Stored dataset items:
------------

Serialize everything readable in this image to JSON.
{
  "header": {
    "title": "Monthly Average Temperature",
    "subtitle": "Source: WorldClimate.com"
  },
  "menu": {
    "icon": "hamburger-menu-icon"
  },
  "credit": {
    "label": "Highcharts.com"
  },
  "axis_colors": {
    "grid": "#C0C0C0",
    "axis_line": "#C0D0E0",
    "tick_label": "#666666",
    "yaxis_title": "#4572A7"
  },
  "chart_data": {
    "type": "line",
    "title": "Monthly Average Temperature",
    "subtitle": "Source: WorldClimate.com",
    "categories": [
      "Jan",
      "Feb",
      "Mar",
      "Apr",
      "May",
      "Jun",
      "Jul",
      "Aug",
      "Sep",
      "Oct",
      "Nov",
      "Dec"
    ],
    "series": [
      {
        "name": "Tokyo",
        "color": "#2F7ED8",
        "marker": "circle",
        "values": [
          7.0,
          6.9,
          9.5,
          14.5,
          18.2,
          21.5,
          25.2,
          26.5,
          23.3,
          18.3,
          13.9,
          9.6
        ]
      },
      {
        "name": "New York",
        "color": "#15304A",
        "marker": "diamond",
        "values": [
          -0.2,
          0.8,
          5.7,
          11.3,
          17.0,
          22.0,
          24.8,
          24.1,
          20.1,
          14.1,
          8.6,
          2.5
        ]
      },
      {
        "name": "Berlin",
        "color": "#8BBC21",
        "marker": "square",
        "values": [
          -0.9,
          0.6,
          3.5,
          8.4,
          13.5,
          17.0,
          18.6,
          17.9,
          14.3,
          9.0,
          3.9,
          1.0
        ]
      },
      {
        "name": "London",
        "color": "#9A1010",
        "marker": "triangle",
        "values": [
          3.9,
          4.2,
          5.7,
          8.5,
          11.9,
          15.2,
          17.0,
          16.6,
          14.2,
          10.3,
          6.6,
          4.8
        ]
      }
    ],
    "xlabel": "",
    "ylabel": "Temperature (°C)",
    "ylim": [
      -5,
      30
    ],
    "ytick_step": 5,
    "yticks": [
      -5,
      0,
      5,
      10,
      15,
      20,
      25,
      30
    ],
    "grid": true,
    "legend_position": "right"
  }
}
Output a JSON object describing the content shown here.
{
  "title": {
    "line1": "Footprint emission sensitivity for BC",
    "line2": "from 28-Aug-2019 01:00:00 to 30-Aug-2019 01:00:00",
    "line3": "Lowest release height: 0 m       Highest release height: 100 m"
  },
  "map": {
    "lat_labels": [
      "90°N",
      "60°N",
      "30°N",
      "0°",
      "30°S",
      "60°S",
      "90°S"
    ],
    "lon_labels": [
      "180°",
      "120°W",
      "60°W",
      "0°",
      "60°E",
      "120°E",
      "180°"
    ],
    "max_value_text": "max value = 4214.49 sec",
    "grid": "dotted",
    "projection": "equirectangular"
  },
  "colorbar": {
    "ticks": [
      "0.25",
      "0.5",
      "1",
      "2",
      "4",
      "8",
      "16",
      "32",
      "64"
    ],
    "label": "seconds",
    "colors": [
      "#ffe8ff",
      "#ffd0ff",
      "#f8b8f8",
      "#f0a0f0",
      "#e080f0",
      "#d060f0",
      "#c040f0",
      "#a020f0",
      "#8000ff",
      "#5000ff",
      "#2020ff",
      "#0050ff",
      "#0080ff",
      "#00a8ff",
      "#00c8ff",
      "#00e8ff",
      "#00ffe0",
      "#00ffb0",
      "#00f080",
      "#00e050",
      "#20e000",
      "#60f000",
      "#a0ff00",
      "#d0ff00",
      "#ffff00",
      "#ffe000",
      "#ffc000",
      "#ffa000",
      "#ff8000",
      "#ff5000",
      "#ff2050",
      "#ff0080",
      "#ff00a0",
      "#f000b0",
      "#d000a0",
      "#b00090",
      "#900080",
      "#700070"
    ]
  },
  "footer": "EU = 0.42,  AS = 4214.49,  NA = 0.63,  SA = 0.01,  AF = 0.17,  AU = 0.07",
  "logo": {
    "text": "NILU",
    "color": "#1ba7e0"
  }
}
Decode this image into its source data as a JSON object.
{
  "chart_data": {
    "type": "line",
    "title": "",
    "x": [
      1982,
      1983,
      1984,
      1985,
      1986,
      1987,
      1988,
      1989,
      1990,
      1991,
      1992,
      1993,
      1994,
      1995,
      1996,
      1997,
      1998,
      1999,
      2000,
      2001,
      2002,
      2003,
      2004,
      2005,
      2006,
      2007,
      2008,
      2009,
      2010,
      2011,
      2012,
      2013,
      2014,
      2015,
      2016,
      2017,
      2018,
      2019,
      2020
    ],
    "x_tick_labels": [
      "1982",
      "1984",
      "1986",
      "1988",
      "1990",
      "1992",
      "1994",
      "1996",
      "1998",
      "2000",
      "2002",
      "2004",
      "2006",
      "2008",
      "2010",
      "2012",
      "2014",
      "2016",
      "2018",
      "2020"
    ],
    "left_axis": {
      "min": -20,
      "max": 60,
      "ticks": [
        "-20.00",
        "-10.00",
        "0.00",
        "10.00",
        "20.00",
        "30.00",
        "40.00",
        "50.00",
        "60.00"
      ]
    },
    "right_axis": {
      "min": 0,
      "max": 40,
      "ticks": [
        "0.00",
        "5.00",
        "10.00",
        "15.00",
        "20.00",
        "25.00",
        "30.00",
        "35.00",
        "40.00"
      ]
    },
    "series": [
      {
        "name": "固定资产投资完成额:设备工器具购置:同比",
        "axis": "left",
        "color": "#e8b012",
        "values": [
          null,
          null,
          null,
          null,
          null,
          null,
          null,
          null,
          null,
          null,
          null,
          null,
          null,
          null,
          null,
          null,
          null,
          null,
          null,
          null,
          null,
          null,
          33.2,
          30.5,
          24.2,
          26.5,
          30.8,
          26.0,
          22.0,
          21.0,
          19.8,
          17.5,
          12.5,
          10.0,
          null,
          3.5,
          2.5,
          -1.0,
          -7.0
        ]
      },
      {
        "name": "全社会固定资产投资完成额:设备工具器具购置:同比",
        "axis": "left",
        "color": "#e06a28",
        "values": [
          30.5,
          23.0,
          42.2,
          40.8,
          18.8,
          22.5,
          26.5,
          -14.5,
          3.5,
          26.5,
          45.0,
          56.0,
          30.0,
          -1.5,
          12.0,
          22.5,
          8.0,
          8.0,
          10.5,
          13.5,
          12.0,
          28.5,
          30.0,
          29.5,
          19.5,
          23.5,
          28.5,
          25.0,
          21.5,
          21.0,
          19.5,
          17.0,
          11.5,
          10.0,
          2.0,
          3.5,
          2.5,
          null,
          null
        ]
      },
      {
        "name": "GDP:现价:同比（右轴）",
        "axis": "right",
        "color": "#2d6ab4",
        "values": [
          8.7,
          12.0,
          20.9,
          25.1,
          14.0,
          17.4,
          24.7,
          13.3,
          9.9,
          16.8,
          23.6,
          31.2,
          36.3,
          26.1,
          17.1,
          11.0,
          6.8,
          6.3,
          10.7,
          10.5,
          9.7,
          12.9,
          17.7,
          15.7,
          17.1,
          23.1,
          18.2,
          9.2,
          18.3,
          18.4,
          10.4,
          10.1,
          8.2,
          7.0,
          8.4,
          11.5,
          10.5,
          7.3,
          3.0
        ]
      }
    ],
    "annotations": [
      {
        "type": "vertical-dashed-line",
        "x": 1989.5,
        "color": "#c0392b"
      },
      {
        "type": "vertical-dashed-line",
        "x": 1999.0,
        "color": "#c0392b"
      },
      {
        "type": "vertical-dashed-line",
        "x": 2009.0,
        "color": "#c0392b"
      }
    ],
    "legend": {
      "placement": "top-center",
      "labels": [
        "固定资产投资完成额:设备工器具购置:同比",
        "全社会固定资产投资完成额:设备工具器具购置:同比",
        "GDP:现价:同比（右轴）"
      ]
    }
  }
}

------------

- _Short exercise_
Each line holding "image" must be found and copied.

- _Complete output_
Serialize everything readable in this image to JSON.
Decode this image into its source data as a JSON object.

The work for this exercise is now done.